_DATASET RECORDS_.
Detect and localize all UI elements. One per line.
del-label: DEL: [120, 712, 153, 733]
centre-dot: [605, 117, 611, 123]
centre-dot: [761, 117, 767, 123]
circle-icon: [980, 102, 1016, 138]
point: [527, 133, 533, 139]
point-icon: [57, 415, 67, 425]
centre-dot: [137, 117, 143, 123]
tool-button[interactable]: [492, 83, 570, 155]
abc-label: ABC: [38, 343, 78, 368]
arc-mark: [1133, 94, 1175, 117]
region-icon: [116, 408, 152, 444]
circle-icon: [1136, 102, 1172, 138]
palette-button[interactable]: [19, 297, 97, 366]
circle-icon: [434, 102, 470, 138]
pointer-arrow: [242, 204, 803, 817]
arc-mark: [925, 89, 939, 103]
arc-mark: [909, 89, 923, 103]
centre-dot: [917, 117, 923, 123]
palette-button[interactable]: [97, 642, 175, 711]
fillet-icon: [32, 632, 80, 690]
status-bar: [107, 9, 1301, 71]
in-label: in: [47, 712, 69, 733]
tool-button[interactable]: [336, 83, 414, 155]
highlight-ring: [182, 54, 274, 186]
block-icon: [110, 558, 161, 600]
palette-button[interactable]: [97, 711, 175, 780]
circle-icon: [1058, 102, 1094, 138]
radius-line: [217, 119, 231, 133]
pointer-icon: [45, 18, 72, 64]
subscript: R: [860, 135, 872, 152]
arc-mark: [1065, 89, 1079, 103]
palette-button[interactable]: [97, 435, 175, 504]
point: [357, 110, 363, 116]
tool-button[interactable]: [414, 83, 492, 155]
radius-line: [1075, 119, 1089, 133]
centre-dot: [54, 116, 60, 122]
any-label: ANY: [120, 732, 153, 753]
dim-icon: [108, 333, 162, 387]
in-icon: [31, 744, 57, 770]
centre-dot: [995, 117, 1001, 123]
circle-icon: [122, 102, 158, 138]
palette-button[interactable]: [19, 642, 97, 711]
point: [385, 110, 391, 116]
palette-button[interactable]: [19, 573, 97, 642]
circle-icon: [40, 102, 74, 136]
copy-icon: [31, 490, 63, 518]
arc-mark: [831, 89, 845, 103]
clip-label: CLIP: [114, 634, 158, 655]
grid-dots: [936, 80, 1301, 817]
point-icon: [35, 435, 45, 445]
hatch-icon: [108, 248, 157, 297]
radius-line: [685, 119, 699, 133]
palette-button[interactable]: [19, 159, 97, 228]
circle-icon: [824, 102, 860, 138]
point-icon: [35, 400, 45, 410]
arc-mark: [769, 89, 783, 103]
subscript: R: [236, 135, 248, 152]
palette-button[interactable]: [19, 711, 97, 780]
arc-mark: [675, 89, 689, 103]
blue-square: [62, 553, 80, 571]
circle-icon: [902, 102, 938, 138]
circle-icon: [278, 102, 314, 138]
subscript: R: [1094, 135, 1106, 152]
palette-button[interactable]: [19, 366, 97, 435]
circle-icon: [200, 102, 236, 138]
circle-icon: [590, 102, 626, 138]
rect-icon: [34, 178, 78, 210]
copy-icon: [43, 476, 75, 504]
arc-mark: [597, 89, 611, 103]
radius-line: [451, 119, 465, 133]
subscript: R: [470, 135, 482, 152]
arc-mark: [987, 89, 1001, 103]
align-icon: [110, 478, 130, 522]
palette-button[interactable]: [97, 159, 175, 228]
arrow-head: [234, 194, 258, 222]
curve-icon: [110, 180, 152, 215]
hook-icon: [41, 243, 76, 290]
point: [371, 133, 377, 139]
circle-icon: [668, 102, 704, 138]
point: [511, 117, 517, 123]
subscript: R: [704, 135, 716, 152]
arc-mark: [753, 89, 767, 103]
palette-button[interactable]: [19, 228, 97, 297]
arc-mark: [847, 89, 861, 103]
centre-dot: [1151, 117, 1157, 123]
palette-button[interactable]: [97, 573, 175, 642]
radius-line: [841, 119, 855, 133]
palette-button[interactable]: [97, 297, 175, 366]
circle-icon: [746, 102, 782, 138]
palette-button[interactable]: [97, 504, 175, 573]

_WHAT IS EXPECTED_. Put each line of the entries above into a Markdown table with two columns, Row and Entry line, numbering the rows in order and leaving out any blank lines.

_CORRECT RESPONSE_.
| Row | Entry line |
|---|---|
| 1 | Detect and localize all UI elements. One per line. |
| 2 | del-label: DEL: [120, 712, 153, 733] |
| 3 | centre-dot: [605, 117, 611, 123] |
| 4 | centre-dot: [761, 117, 767, 123] |
| 5 | circle-icon: [980, 102, 1016, 138] |
| 6 | point: [527, 133, 533, 139] |
| 7 | point-icon: [57, 415, 67, 425] |
| 8 | centre-dot: [137, 117, 143, 123] |
| 9 | tool-button[interactable]: [492, 83, 570, 155] |
| 10 | abc-label: ABC: [38, 343, 78, 368] |
| 11 | arc-mark: [1133, 94, 1175, 117] |
| 12 | region-icon: [116, 408, 152, 444] |
| 13 | circle-icon: [1136, 102, 1172, 138] |
| 14 | palette-button[interactable]: [19, 297, 97, 366] |
| 15 | circle-icon: [434, 102, 470, 138] |
| 16 | pointer-arrow: [242, 204, 803, 817] |
| 17 | arc-mark: [925, 89, 939, 103] |
| 18 | arc-mark: [909, 89, 923, 103] |
| 19 | centre-dot: [917, 117, 923, 123] |
| 20 | palette-button[interactable]: [97, 642, 175, 711] |
| 21 | fillet-icon: [32, 632, 80, 690] |
| 22 | status-bar: [107, 9, 1301, 71] |
| 23 | in-label: in: [47, 712, 69, 733] |
| 24 | tool-button[interactable]: [336, 83, 414, 155] |
| 25 | highlight-ring: [182, 54, 274, 186] |
| 26 | block-icon: [110, 558, 161, 600] |
| 27 | palette-button[interactable]: [97, 711, 175, 780] |
| 28 | circle-icon: [1058, 102, 1094, 138] |
| 29 | radius-line: [217, 119, 231, 133] |
| 30 | pointer-icon: [45, 18, 72, 64] |
| 31 | subscript: R: [860, 135, 872, 152] |
| 32 | arc-mark: [1065, 89, 1079, 103] |
| 33 | palette-button[interactable]: [97, 435, 175, 504] |
| 34 | point: [357, 110, 363, 116] |
| 35 | tool-button[interactable]: [414, 83, 492, 155] |
| 36 | radius-line: [1075, 119, 1089, 133] |
| 37 | centre-dot: [54, 116, 60, 122] |
| 38 | any-label: ANY: [120, 732, 153, 753] |
| 39 | dim-icon: [108, 333, 162, 387] |
| 40 | in-icon: [31, 744, 57, 770] |
| 41 | centre-dot: [995, 117, 1001, 123] |
| 42 | circle-icon: [122, 102, 158, 138] |
| 43 | palette-button[interactable]: [19, 642, 97, 711] |
| 44 | point: [385, 110, 391, 116] |
| 45 | palette-button[interactable]: [19, 573, 97, 642] |
| 46 | circle-icon: [40, 102, 74, 136] |
| 47 | copy-icon: [31, 490, 63, 518] |
| 48 | arc-mark: [831, 89, 845, 103] |
| 49 | clip-label: CLIP: [114, 634, 158, 655] |
| 50 | grid-dots: [936, 80, 1301, 817] |
| 51 | point-icon: [35, 435, 45, 445] |
| 52 | hatch-icon: [108, 248, 157, 297] |
| 53 | radius-line: [685, 119, 699, 133] |
| 54 | palette-button[interactable]: [19, 159, 97, 228] |
| 55 | circle-icon: [824, 102, 860, 138] |
| 56 | point-icon: [35, 400, 45, 410] |
| 57 | arc-mark: [769, 89, 783, 103] |
| 58 | subscript: R: [236, 135, 248, 152] |
| 59 | palette-button[interactable]: [19, 711, 97, 780] |
| 60 | arc-mark: [675, 89, 689, 103] |
| 61 | blue-square: [62, 553, 80, 571] |
| 62 | circle-icon: [902, 102, 938, 138] |
| 63 | circle-icon: [278, 102, 314, 138] |
| 64 | subscript: R: [1094, 135, 1106, 152] |
| 65 | palette-button[interactable]: [19, 366, 97, 435] |
| 66 | circle-icon: [200, 102, 236, 138] |
| 67 | circle-icon: [590, 102, 626, 138] |
| 68 | rect-icon: [34, 178, 78, 210] |
| 69 | copy-icon: [43, 476, 75, 504] |
| 70 | arc-mark: [597, 89, 611, 103] |
| 71 | radius-line: [451, 119, 465, 133] |
| 72 | subscript: R: [470, 135, 482, 152] |
| 73 | arc-mark: [987, 89, 1001, 103] |
| 74 | align-icon: [110, 478, 130, 522] |
| 75 | palette-button[interactable]: [97, 159, 175, 228] |
| 76 | arrow-head: [234, 194, 258, 222] |
| 77 | curve-icon: [110, 180, 152, 215] |
| 78 | hook-icon: [41, 243, 76, 290] |
| 79 | point: [371, 133, 377, 139] |
| 80 | circle-icon: [668, 102, 704, 138] |
| 81 | point: [511, 117, 517, 123] |
| 82 | subscript: R: [704, 135, 716, 152] |
| 83 | arc-mark: [753, 89, 767, 103] |
| 84 | palette-button[interactable]: [19, 228, 97, 297] |
| 85 | arc-mark: [847, 89, 861, 103] |
| 86 | centre-dot: [1151, 117, 1157, 123] |
| 87 | palette-button[interactable]: [97, 573, 175, 642] |
| 88 | radius-line: [841, 119, 855, 133] |
| 89 | palette-button[interactable]: [97, 297, 175, 366] |
| 90 | circle-icon: [746, 102, 782, 138] |
| 91 | palette-button[interactable]: [97, 504, 175, 573] |